- [REQUIRED TASK]: All of the data that follows should be retyped exactly, please, except the pictures.
____ PROVIDED MATERIAL
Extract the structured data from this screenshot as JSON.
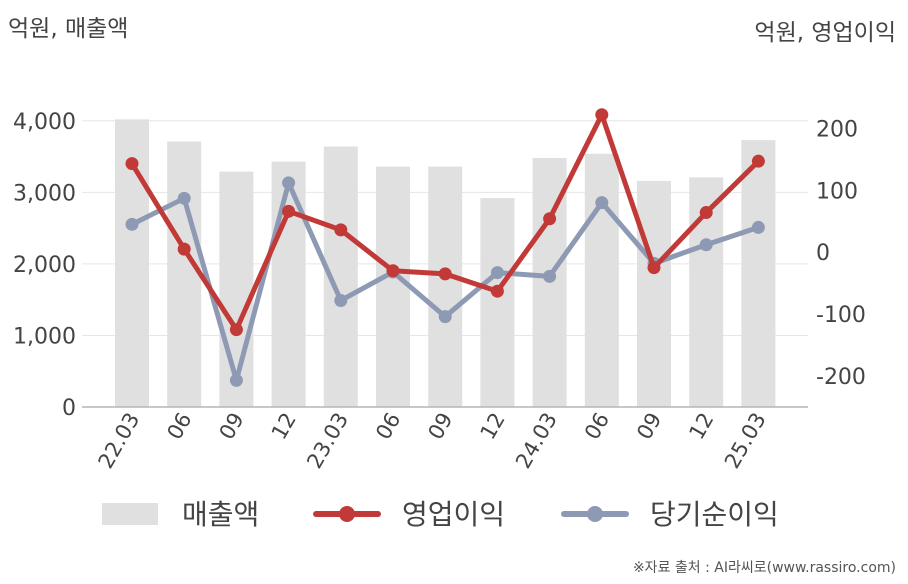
{
  "chart_data": {
    "type": "bar+line",
    "left_axis_label": "억원, 매출액",
    "right_axis_label": "억원, 영업이익",
    "categories": [
      "22.03",
      "06",
      "09",
      "12",
      "23.03",
      "06",
      "09",
      "12",
      "24.03",
      "06",
      "09",
      "12",
      "25.03"
    ],
    "left_axis": {
      "ylim": [
        0,
        4500
      ],
      "ticks": [
        0,
        1000,
        2000,
        3000,
        4000
      ],
      "tick_labels": [
        "0",
        "1,000",
        "2,000",
        "3,000",
        "4,000"
      ]
    },
    "right_axis": {
      "ylim": [
        -250,
        270
      ],
      "ticks": [
        -200,
        -100,
        0,
        100,
        200
      ],
      "tick_labels": [
        "-200",
        "-100",
        "0",
        "100",
        "200"
      ]
    },
    "series": [
      {
        "name": "매출액",
        "type": "bar",
        "axis": "left",
        "color": "#e0e0e0",
        "values": [
          4020,
          3710,
          3290,
          3430,
          3640,
          3360,
          3360,
          2920,
          3480,
          3540,
          3160,
          3210,
          3730
        ]
      },
      {
        "name": "영업이익",
        "type": "line",
        "axis": "right",
        "color": "#c23a38",
        "values": [
          143,
          5,
          -125,
          66,
          36,
          -30,
          -35,
          -63,
          54,
          222,
          -25,
          64,
          147
        ]
      },
      {
        "name": "당기순이익",
        "type": "line",
        "axis": "right",
        "color": "#8e9ab3",
        "values": [
          45,
          87,
          -207,
          112,
          -78,
          -32,
          -104,
          -33,
          -39,
          80,
          -18,
          12,
          40
        ]
      }
    ],
    "grid": true,
    "legend_position": "bottom"
  },
  "credit": "※자료 출처 : AI라씨로(www.rassiro.com)"
}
________
- [REPLY TO THE EXERCISE]:
Extract the structured data from this screenshot as JSON.
{
  "chart_data": {
    "type": "bar+line",
    "left_axis_label": "억원, 매출액",
    "right_axis_label": "억원, 영업이익",
    "categories": [
      "22.03",
      "06",
      "09",
      "12",
      "23.03",
      "06",
      "09",
      "12",
      "24.03",
      "06",
      "09",
      "12",
      "25.03"
    ],
    "left_axis": {
      "ylim": [
        0,
        4500
      ],
      "ticks": [
        0,
        1000,
        2000,
        3000,
        4000
      ],
      "tick_labels": [
        "0",
        "1,000",
        "2,000",
        "3,000",
        "4,000"
      ]
    },
    "right_axis": {
      "ylim": [
        -250,
        270
      ],
      "ticks": [
        -200,
        -100,
        0,
        100,
        200
      ],
      "tick_labels": [
        "-200",
        "-100",
        "0",
        "100",
        "200"
      ]
    },
    "series": [
      {
        "name": "매출액",
        "type": "bar",
        "axis": "left",
        "color": "#e0e0e0",
        "values": [
          4020,
          3710,
          3290,
          3430,
          3640,
          3360,
          3360,
          2920,
          3480,
          3540,
          3160,
          3210,
          3730
        ]
      },
      {
        "name": "영업이익",
        "type": "line",
        "axis": "right",
        "color": "#c23a38",
        "values": [
          143,
          5,
          -125,
          66,
          36,
          -30,
          -35,
          -63,
          54,
          222,
          -25,
          64,
          147
        ]
      },
      {
        "name": "당기순이익",
        "type": "line",
        "axis": "right",
        "color": "#8e9ab3",
        "values": [
          45,
          87,
          -207,
          112,
          -78,
          -32,
          -104,
          -33,
          -39,
          80,
          -18,
          12,
          40
        ]
      }
    ],
    "grid": true,
    "legend_position": "bottom"
  },
  "credit": "※자료 출처 : AI라씨로(www.rassiro.com)"
}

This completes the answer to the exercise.